Stored entries:
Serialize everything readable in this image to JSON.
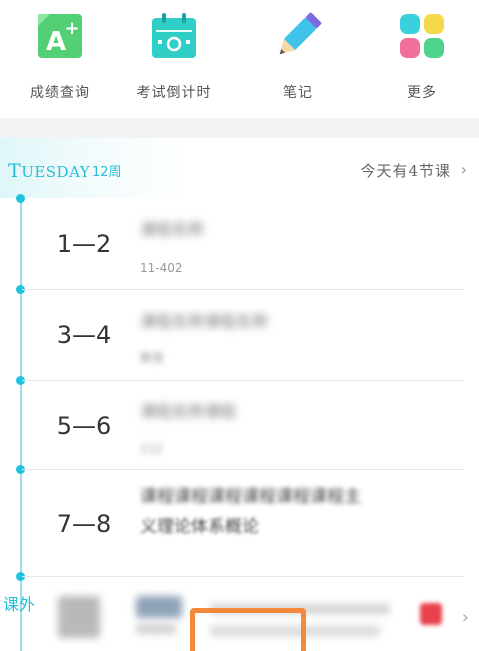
{
  "shortcuts": [
    {
      "label": "成绩查询",
      "icon": "grade-icon",
      "color": "#53d076"
    },
    {
      "label": "考试倒计时",
      "icon": "calendar-icon",
      "color": "#2ecfc6"
    },
    {
      "label": "笔记",
      "icon": "pencil-icon",
      "color": "#3fc3e8"
    },
    {
      "label": "更多",
      "icon": "more-grid-icon",
      "color": "#39d1de"
    }
  ],
  "day": {
    "name_first": "T",
    "name_rest": "UESDAY",
    "week": "12周",
    "today_count": "今天有4节课"
  },
  "schedule": [
    {
      "period": "1—2",
      "course": "课程名称",
      "room": "11-402"
    },
    {
      "period": "3—4",
      "course": "课程名称课程名称",
      "room": "教室"
    },
    {
      "period": "5—6",
      "course": "课程名称课程",
      "room": "112"
    },
    {
      "period": "7—8",
      "course_line1": "课程课程课程课程课程课程主",
      "course_line2": "义理论体系概论"
    }
  ],
  "extra": {
    "label": "课外"
  },
  "colors": {
    "accent": "#26bfd6",
    "highlight_box": "#f5893a"
  }
}
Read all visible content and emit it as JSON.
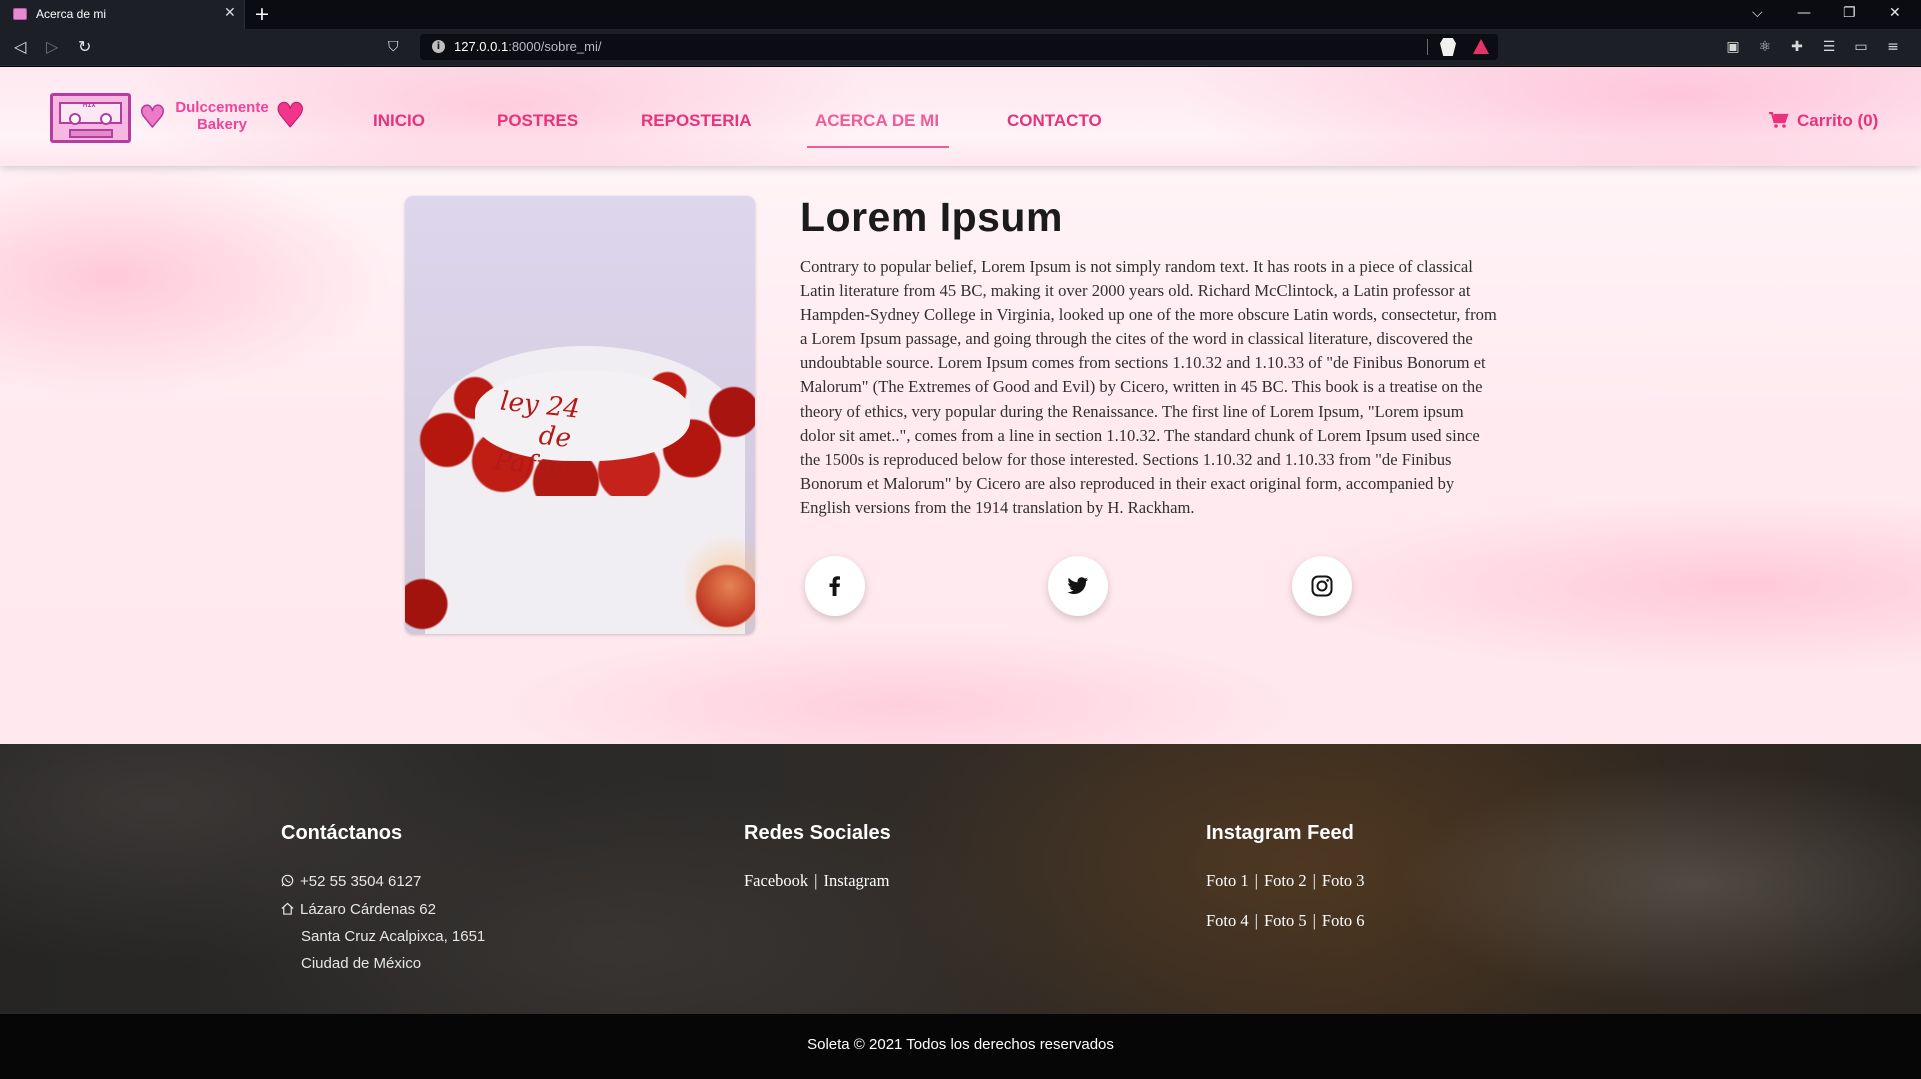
{
  "browser": {
    "tab_title": "Acerca de mi",
    "tab_close": "✕",
    "new_tab": "+",
    "url_host": "127.0.0.1",
    "url_path": ":8000/sobre_mi/",
    "controls": {
      "dropdown": "⌵",
      "minimize": "—",
      "restore": "❐",
      "close": "✕"
    }
  },
  "header": {
    "logo_cassette_text": "MIX",
    "logo_text_line1": "Dulccemente",
    "logo_text_line2": "Bakery",
    "nav": [
      {
        "label": "INICIO"
      },
      {
        "label": "POSTRES"
      },
      {
        "label": "REPOSTERIA"
      },
      {
        "label": "ACERCA DE MI",
        "active": true
      },
      {
        "label": "CONTACTO"
      }
    ],
    "cart_label": "Carrito (0)"
  },
  "about": {
    "title": "Lorem Ipsum",
    "text": "Contrary to popular belief, Lorem Ipsum is not simply random text. It has roots in a piece of classical Latin literature from 45 BC, making it over 2000 years old. Richard McClintock, a Latin professor at Hampden-Sydney College in Virginia, looked up one of the more obscure Latin words, consectetur, from a Lorem Ipsum passage, and going through the cites of the word in classical literature, discovered the undoubtable source. Lorem Ipsum comes from sections 1.10.32 and 1.10.33 of \"de Finibus Bonorum et Malorum\" (The Extremes of Good and Evil) by Cicero, written in 45 BC. This book is a treatise on the theory of ethics, very popular during the Renaissance. The first line of Lorem Ipsum, \"Lorem ipsum dolor sit amet..\", comes from a line in section 1.10.32. The standard chunk of Lorem Ipsum used since the 1500s is reproduced below for those interested. Sections 1.10.32 and 1.10.33 from \"de Finibus Bonorum et Malorum\" by Cicero are also reproduced in their exact original form, accompanied by English versions from the 1914 translation by H. Rackham.",
    "cake_writing_line1": "ley 24",
    "cake_writing_line2": "de",
    "cake_writing_line3": "Pafuna",
    "social_icons": [
      "facebook-icon",
      "twitter-icon",
      "instagram-icon"
    ]
  },
  "footer": {
    "contact": {
      "heading": "Contáctanos",
      "phone": "+52 55 3504 6127",
      "address_line1": "Lázaro Cárdenas 62",
      "address_line2": "Santa Cruz Acalpixca, 1651",
      "address_line3": "Ciudad de México"
    },
    "social": {
      "heading": "Redes Sociales",
      "facebook": "Facebook",
      "separator": "|",
      "instagram": "Instagram"
    },
    "instagram_feed": {
      "heading": "Instagram Feed",
      "photos": [
        "Foto 1",
        "Foto 2",
        "Foto 3",
        "Foto 4",
        "Foto 5",
        "Foto 6"
      ]
    }
  },
  "copyright": "Soleta © 2021 Todos los derechos reservados",
  "colors": {
    "accent_pink": "#e8337c",
    "active_nav": "#f05b9a",
    "footer_bg": "#2b2927",
    "copyright_bg": "#060606"
  }
}
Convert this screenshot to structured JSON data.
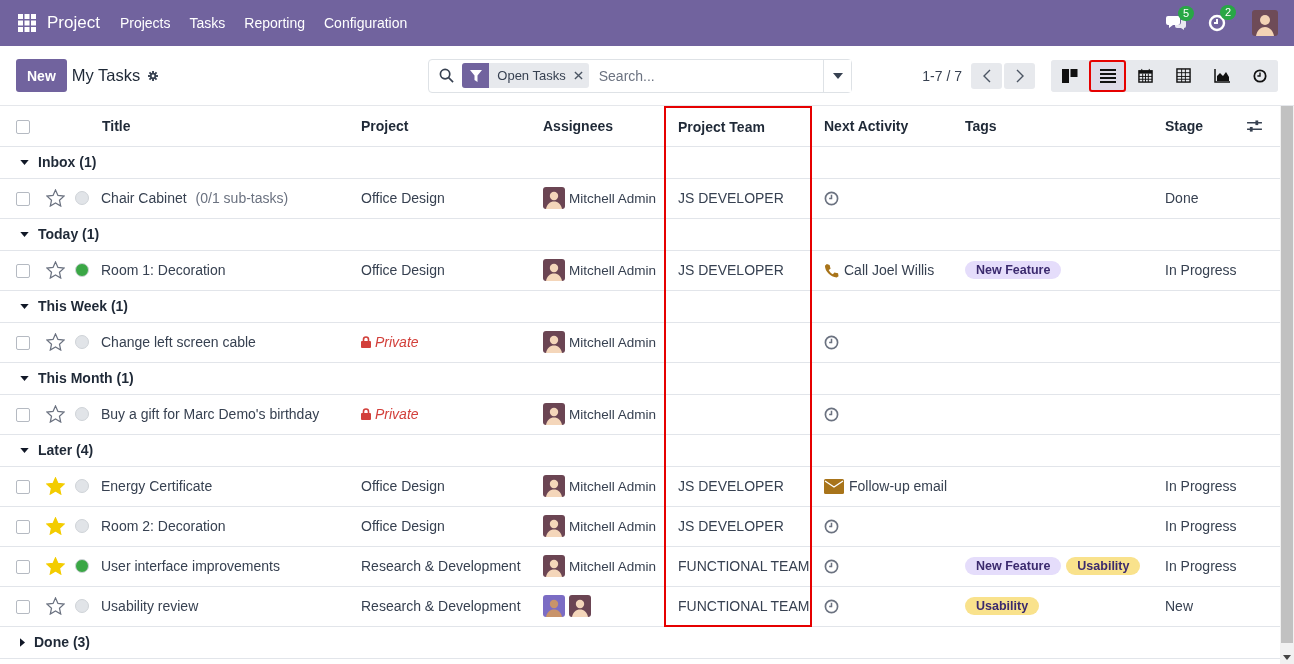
{
  "navbar": {
    "app": "Project",
    "menu": [
      "Projects",
      "Tasks",
      "Reporting",
      "Configuration"
    ],
    "messages_badge": "5",
    "activities_badge": "2"
  },
  "control_panel": {
    "new_button": "New",
    "title": "My Tasks",
    "search": {
      "facet": "Open Tasks",
      "placeholder": "Search..."
    },
    "pager": "1-7 / 7",
    "views": [
      {
        "kind": "kanban",
        "selected": false,
        "highlighted": false
      },
      {
        "kind": "list",
        "selected": true,
        "highlighted": true
      },
      {
        "kind": "calendar",
        "selected": false,
        "highlighted": false
      },
      {
        "kind": "pivot",
        "selected": false,
        "highlighted": false
      },
      {
        "kind": "graph",
        "selected": false,
        "highlighted": false
      },
      {
        "kind": "activity",
        "selected": false,
        "highlighted": false
      }
    ]
  },
  "table": {
    "select_all_checked": false,
    "columns": [
      {
        "label": "Title",
        "highlighted": false
      },
      {
        "label": "Project",
        "highlighted": false
      },
      {
        "label": "Assignees",
        "highlighted": false
      },
      {
        "label": "Project Team",
        "highlighted": true
      },
      {
        "label": "Next Activity",
        "highlighted": false
      },
      {
        "label": "Tags",
        "highlighted": false
      },
      {
        "label": "Stage",
        "highlighted": false
      }
    ],
    "groups": [
      {
        "label": "Inbox (1)",
        "expanded": true,
        "tasks": [
          {
            "title": "Chair Cabinet",
            "subtasks": "(0/1 sub-tasks)",
            "checked": false,
            "starred": false,
            "color": "#e1e4e8",
            "project": {
              "name": "Office Design",
              "private": false
            },
            "assignees": [
              {
                "kind": "admin"
              }
            ],
            "assignee_name": "Mitchell Admin",
            "team": "JS DEVELOPER",
            "activity": {
              "kind": "clock"
            },
            "stage": "Done"
          }
        ]
      },
      {
        "label": "Today (1)",
        "expanded": true,
        "tasks": [
          {
            "title": "Room 1: Decoration",
            "checked": false,
            "starred": false,
            "color": "#3aa745",
            "project": {
              "name": "Office Design",
              "private": false
            },
            "assignees": [
              {
                "kind": "admin"
              }
            ],
            "assignee_name": "Mitchell Admin",
            "team": "JS DEVELOPER",
            "activity": {
              "kind": "phone",
              "label": "Call Joel Willis"
            },
            "tags": [
              {
                "label": "New Feature",
                "color": "#e5ddfb"
              }
            ],
            "stage": "In Progress"
          }
        ]
      },
      {
        "label": "This Week (1)",
        "expanded": true,
        "tasks": [
          {
            "title": "Change left screen cable",
            "checked": false,
            "starred": false,
            "color": "#e1e4e8",
            "project": {
              "name": "Private",
              "private": true
            },
            "assignees": [
              {
                "kind": "admin"
              }
            ],
            "assignee_name": "Mitchell Admin",
            "activity": {
              "kind": "clock"
            }
          }
        ]
      },
      {
        "label": "This Month (1)",
        "expanded": true,
        "tasks": [
          {
            "title": "Buy a gift for Marc Demo's birthday",
            "checked": false,
            "starred": false,
            "color": "#e1e4e8",
            "project": {
              "name": "Private",
              "private": true
            },
            "assignees": [
              {
                "kind": "admin"
              }
            ],
            "assignee_name": "Mitchell Admin",
            "activity": {
              "kind": "clock"
            }
          }
        ]
      },
      {
        "label": "Later (4)",
        "expanded": true,
        "tasks": [
          {
            "title": "Energy Certificate",
            "checked": false,
            "starred": true,
            "color": "#e1e4e8",
            "project": {
              "name": "Office Design",
              "private": false
            },
            "assignees": [
              {
                "kind": "admin"
              }
            ],
            "assignee_name": "Mitchell Admin",
            "team": "JS DEVELOPER",
            "activity": {
              "kind": "email",
              "label": "Follow-up email"
            },
            "stage": "In Progress"
          },
          {
            "title": "Room 2: Decoration",
            "checked": false,
            "starred": true,
            "color": "#e1e4e8",
            "project": {
              "name": "Office Design",
              "private": false
            },
            "assignees": [
              {
                "kind": "admin"
              }
            ],
            "assignee_name": "Mitchell Admin",
            "team": "JS DEVELOPER",
            "activity": {
              "kind": "clock"
            },
            "stage": "In Progress"
          },
          {
            "title": "User interface improvements",
            "checked": false,
            "starred": true,
            "color": "#3aa745",
            "project": {
              "name": "Research & Development",
              "private": false
            },
            "assignees": [
              {
                "kind": "admin"
              }
            ],
            "assignee_name": "Mitchell Admin",
            "team": "FUNCTIONAL TEAM",
            "activity": {
              "kind": "clock"
            },
            "tags": [
              {
                "label": "New Feature",
                "color": "#e5ddfb"
              },
              {
                "label": "Usability",
                "color": "#f9e28c"
              }
            ],
            "stage": "In Progress"
          },
          {
            "title": "Usability review",
            "checked": false,
            "starred": false,
            "color": "#e1e4e8",
            "project": {
              "name": "Research & Development",
              "private": false
            },
            "assignees": [
              {
                "kind": "user"
              },
              {
                "kind": "admin"
              }
            ],
            "team": "FUNCTIONAL TEAM",
            "activity": {
              "kind": "clock"
            },
            "tags": [
              {
                "label": "Usability",
                "color": "#f9e28c"
              }
            ],
            "stage": "New"
          }
        ]
      },
      {
        "label": "Done (3)",
        "expanded": false
      }
    ]
  }
}
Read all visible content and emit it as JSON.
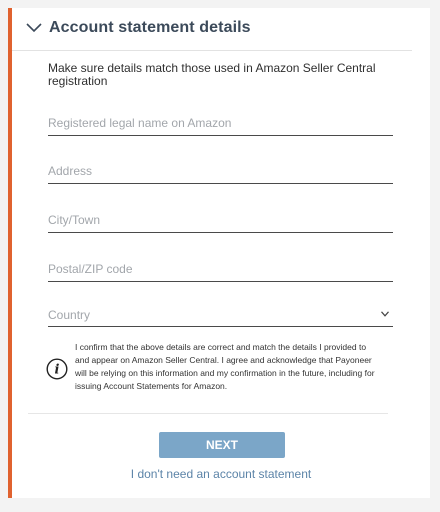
{
  "section": {
    "title": "Account statement details",
    "intro": "Make sure details match those used in Amazon Seller Central registration"
  },
  "fields": {
    "legal_name_placeholder": "Registered legal name on Amazon",
    "address_placeholder": "Address",
    "city_placeholder": "City/Town",
    "postal_placeholder": "Postal/ZIP code",
    "country_placeholder": "Country"
  },
  "notice": {
    "text": "I confirm that the above details are correct and match the details I provided to and appear on Amazon Seller Central. I agree and acknowledge that Payoneer will be relying on this information and my confirmation in the future, including for issuing Account Statements for Amazon."
  },
  "actions": {
    "next_label": "NEXT",
    "skip_label": "I don't need an account statement"
  },
  "colors": {
    "accent_border": "#e0622f",
    "button_bg": "#7ba6c8",
    "link": "#5c84a8"
  },
  "icons": {
    "collapse": "chevron-down-icon",
    "country_caret": "chevron-down-icon",
    "notice": "info-icon"
  }
}
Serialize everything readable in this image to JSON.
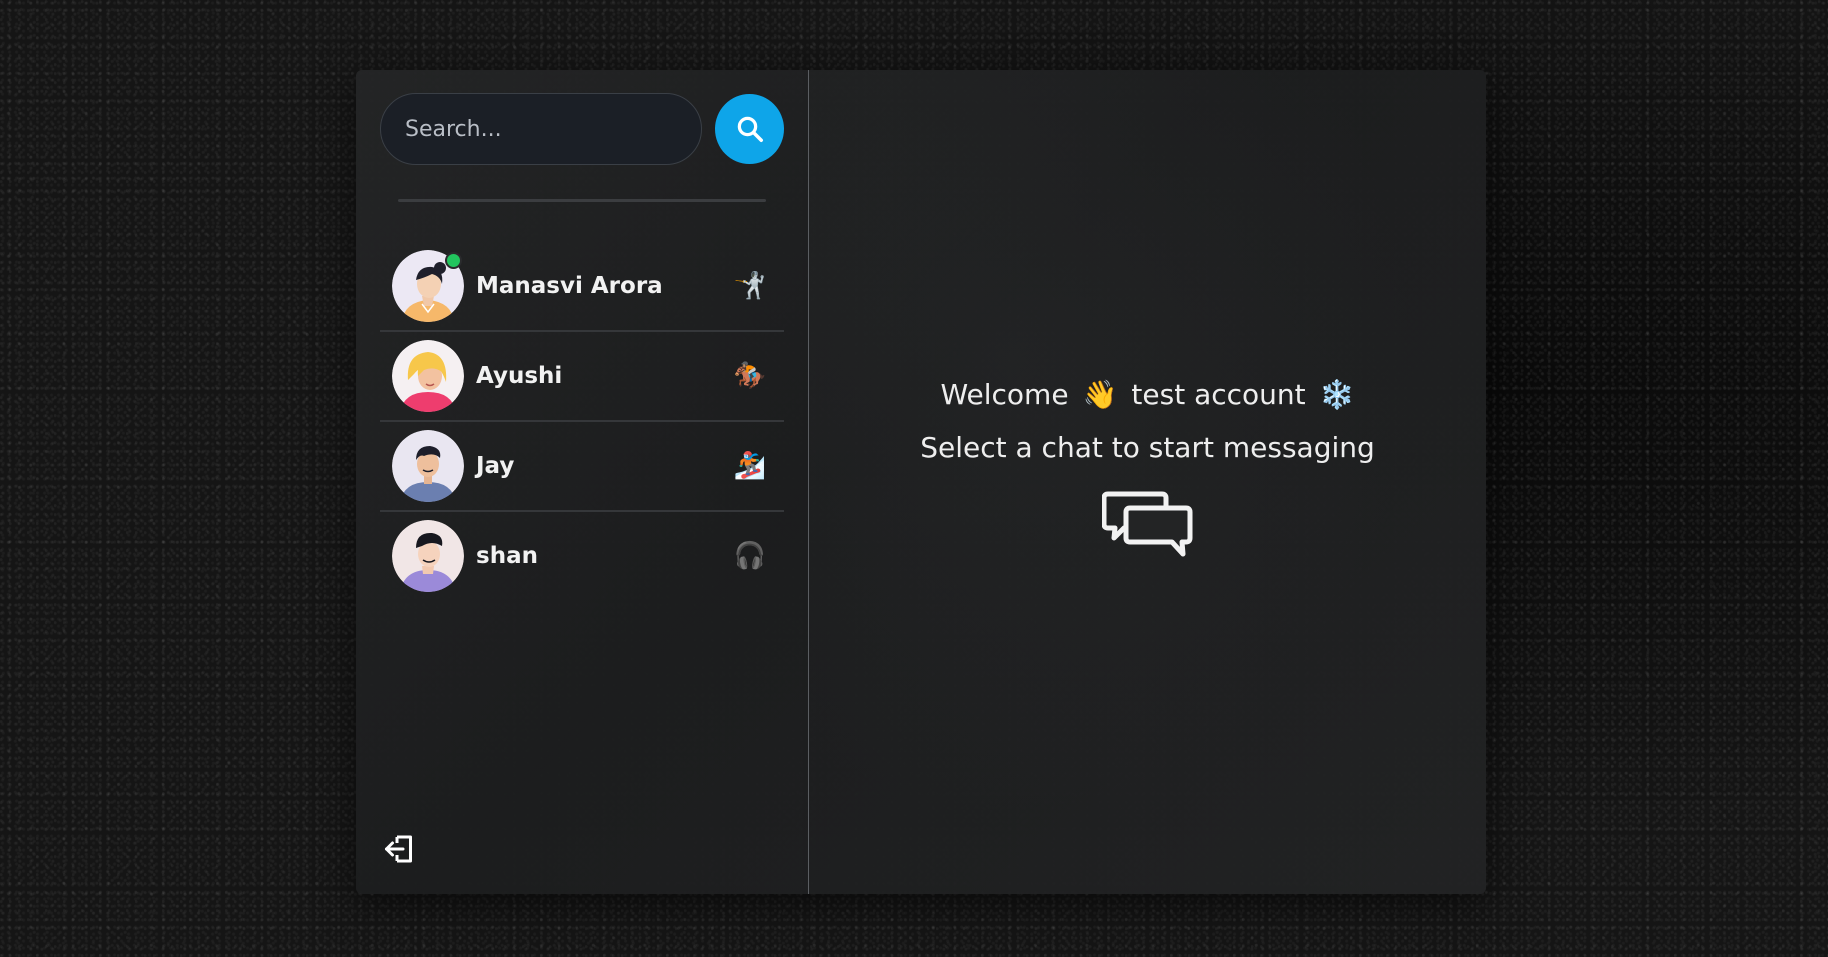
{
  "search": {
    "placeholder": "Search..."
  },
  "contacts": [
    {
      "name": "Manasvi Arora",
      "emoji": "🤺",
      "online": true
    },
    {
      "name": "Ayushi",
      "emoji": "🏇🏽",
      "online": false
    },
    {
      "name": "Jay",
      "emoji": "🏂🏽",
      "online": false
    },
    {
      "name": "shan",
      "emoji": "🎧",
      "online": false
    }
  ],
  "welcome": {
    "greeting": "Welcome",
    "wave_emoji": "👋",
    "username": "test account",
    "snow_emoji": "❄️",
    "prompt": "Select a chat to start messaging"
  },
  "icons": {
    "search": "search-icon",
    "logout": "logout-icon",
    "chat": "chat-bubbles-icon"
  },
  "colors": {
    "accent": "#0ea5e9",
    "online": "#22c55e"
  }
}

* [REQUIREMENTS] Show every line where the string "Central" appears.

* [THE COMPLETED TASK]
    "intro": "Make sure details match those used in Amazon Seller Central registration"
    "text": "I confirm that the above details are correct and match the details I provided to and appear on Amazon Seller Central. I agree and acknowledge that Payoneer will be relying on this information and my confirmation in the future, including for issuing Account Statements for Amazon."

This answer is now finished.